TASK: Write out each line in which the string "skuldsatta" is present.

-------------------------

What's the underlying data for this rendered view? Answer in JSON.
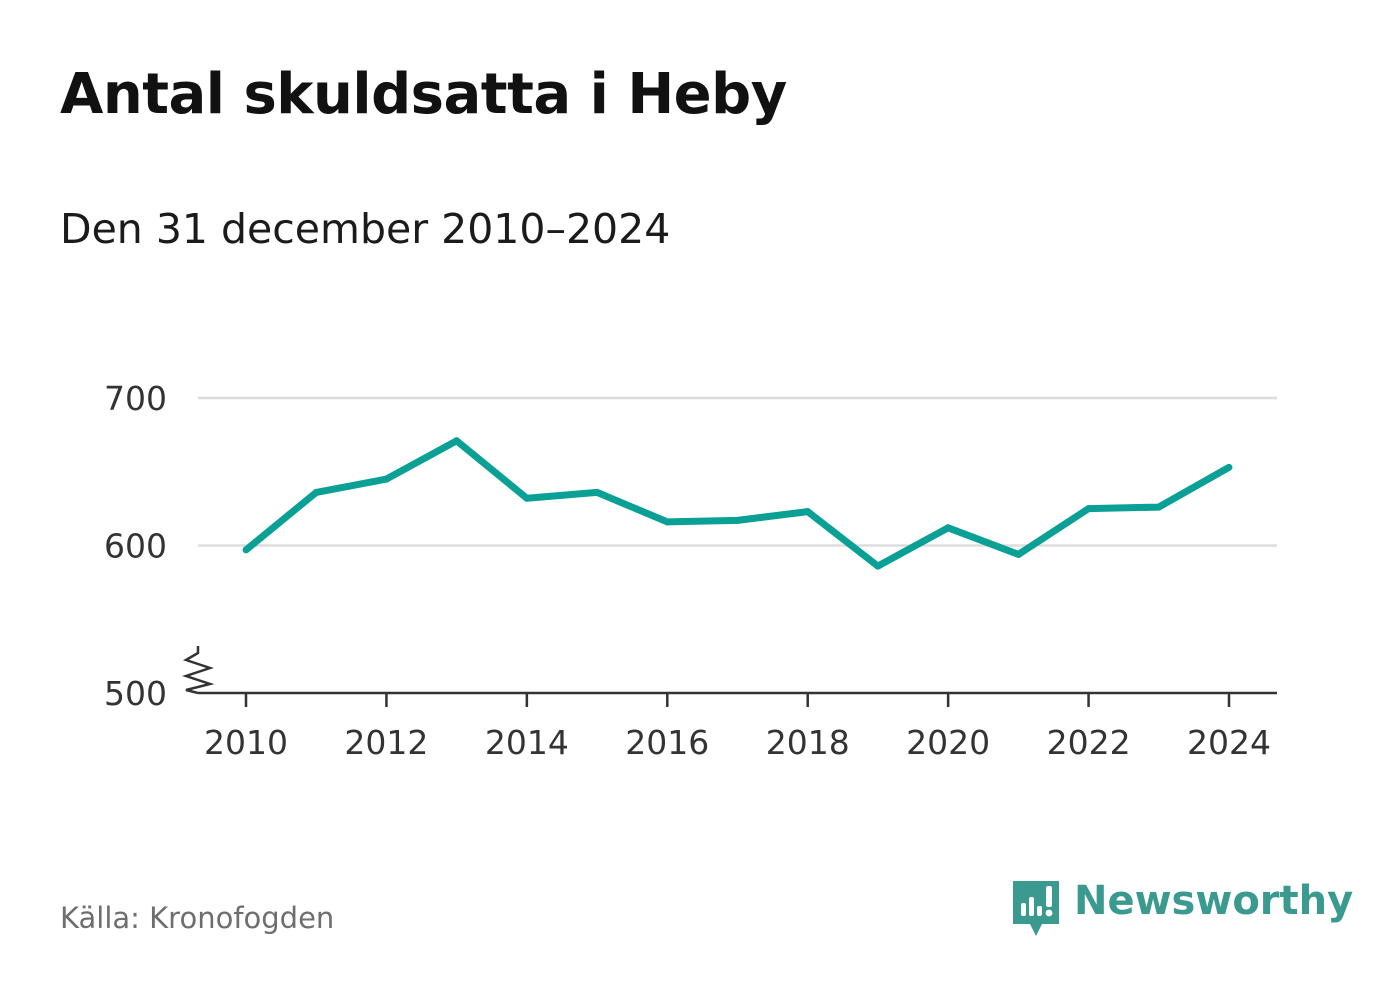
{
  "title": "Antal skuldsatta i Heby",
  "subtitle": "Den 31 december 2010–2024",
  "source": "Källa: Kronofogden",
  "brand": {
    "name": "Newsworthy",
    "icon": "newsworthy-logo-icon",
    "color": "#3a9a90"
  },
  "colors": {
    "line": "#0aa096",
    "grid": "#dddddd",
    "axis": "#333333"
  },
  "chart_data": {
    "type": "line",
    "title": "Antal skuldsatta i Heby",
    "subtitle": "Den 31 december 2010–2024",
    "xlabel": "",
    "ylabel": "",
    "x": [
      2010,
      2011,
      2012,
      2013,
      2014,
      2015,
      2016,
      2017,
      2018,
      2019,
      2020,
      2021,
      2022,
      2023,
      2024
    ],
    "values": [
      597,
      636,
      645,
      671,
      632,
      636,
      616,
      617,
      623,
      586,
      612,
      594,
      625,
      626,
      653
    ],
    "ylim": [
      500,
      700
    ],
    "y_ticks": [
      500,
      600,
      700
    ],
    "y_tick_labels": [
      "500",
      "600",
      "700"
    ],
    "x_ticks": [
      2010,
      2012,
      2014,
      2016,
      2018,
      2020,
      2022,
      2024
    ],
    "x_tick_labels": [
      "2010",
      "2012",
      "2014",
      "2016",
      "2018",
      "2020",
      "2022",
      "2024"
    ],
    "axis_break": true,
    "grid": true,
    "legend": "none"
  }
}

-------------------------

EXERCISE RESPONSE:
  "title": "Antal skuldsatta i Heby",
    "title": "Antal skuldsatta i Heby",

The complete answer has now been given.